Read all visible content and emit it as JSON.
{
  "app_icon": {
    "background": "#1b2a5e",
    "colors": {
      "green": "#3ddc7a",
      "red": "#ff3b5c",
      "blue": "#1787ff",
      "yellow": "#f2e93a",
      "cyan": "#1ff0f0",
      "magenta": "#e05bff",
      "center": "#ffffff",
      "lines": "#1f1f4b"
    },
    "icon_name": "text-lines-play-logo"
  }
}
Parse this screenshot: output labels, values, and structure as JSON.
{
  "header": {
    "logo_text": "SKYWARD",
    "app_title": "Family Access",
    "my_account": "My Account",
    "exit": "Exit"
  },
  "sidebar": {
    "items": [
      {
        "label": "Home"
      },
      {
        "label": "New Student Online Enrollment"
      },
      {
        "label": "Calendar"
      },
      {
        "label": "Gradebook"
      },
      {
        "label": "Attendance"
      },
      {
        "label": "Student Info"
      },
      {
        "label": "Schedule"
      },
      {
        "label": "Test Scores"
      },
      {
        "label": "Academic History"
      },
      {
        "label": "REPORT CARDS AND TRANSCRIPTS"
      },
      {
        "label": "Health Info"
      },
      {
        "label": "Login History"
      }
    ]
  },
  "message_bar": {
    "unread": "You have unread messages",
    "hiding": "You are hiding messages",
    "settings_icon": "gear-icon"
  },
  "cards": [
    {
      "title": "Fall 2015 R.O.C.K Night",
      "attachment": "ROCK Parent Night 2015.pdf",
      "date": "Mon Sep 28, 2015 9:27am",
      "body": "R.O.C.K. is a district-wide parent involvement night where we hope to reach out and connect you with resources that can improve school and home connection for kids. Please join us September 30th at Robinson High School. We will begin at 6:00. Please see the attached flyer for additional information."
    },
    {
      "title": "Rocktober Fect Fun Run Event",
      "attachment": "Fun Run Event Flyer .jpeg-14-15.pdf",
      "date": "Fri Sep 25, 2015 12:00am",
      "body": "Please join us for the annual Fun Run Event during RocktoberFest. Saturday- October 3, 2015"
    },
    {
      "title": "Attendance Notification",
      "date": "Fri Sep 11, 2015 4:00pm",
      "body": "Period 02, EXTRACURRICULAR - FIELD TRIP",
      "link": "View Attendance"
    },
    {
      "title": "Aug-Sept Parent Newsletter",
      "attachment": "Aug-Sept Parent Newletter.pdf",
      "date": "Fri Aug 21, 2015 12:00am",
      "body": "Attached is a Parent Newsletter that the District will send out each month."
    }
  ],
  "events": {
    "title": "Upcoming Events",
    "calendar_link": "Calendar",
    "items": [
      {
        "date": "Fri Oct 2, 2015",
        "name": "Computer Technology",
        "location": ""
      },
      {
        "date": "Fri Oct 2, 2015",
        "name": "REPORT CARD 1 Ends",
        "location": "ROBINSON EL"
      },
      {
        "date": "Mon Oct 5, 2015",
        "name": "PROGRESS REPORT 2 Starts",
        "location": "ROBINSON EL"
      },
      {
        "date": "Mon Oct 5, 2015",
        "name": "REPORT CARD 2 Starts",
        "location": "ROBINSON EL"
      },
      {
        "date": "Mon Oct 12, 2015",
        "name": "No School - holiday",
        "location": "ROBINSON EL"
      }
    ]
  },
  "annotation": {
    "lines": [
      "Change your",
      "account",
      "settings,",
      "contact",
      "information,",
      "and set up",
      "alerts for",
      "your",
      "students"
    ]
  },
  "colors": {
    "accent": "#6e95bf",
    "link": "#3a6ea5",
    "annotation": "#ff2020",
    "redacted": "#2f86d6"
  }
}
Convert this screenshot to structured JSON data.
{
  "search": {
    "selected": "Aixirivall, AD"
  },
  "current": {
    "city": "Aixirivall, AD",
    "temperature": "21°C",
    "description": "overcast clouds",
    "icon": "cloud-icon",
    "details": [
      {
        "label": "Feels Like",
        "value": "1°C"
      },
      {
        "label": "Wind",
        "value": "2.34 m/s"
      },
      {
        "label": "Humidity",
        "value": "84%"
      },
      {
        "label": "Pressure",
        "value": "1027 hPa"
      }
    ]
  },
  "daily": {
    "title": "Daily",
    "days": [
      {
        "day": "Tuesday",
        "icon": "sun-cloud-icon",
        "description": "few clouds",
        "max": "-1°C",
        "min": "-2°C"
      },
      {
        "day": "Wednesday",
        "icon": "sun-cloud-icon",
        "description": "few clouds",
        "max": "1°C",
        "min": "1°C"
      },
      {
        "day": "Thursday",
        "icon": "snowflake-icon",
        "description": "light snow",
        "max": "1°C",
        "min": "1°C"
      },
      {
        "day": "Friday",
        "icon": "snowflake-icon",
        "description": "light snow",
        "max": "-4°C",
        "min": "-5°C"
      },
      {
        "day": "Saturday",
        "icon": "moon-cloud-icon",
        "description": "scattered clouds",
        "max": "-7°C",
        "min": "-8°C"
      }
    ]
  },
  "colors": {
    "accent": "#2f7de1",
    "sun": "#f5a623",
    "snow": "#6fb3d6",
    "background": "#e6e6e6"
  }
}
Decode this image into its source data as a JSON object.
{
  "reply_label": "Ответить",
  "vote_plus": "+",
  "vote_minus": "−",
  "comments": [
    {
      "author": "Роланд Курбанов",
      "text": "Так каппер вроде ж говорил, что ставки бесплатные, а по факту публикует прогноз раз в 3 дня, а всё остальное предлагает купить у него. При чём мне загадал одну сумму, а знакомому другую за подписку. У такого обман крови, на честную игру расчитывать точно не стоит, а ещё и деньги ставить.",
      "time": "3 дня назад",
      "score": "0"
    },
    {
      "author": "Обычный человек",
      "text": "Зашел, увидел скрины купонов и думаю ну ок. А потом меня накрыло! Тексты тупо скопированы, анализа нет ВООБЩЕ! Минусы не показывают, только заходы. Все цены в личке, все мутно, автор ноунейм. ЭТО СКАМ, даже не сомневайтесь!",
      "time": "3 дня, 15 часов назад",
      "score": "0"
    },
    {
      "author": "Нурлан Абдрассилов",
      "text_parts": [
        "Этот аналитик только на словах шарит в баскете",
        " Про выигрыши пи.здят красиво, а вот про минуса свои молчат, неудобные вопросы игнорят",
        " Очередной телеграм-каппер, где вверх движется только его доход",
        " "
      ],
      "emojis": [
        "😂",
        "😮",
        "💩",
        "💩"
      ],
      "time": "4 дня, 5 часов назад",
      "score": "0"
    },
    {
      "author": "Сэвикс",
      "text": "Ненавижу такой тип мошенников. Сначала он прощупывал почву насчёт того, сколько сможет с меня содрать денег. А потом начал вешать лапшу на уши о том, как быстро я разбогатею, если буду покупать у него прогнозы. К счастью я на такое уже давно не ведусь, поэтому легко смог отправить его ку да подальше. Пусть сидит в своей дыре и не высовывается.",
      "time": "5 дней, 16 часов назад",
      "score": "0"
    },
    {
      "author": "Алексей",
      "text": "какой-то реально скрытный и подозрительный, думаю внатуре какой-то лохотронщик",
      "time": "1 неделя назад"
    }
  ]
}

* * * * * * * * *

Copy out each line in the preceding records that contains "data".

Convert this screenshot to structured JSON data.
Decode this image into its source data as a JSON object.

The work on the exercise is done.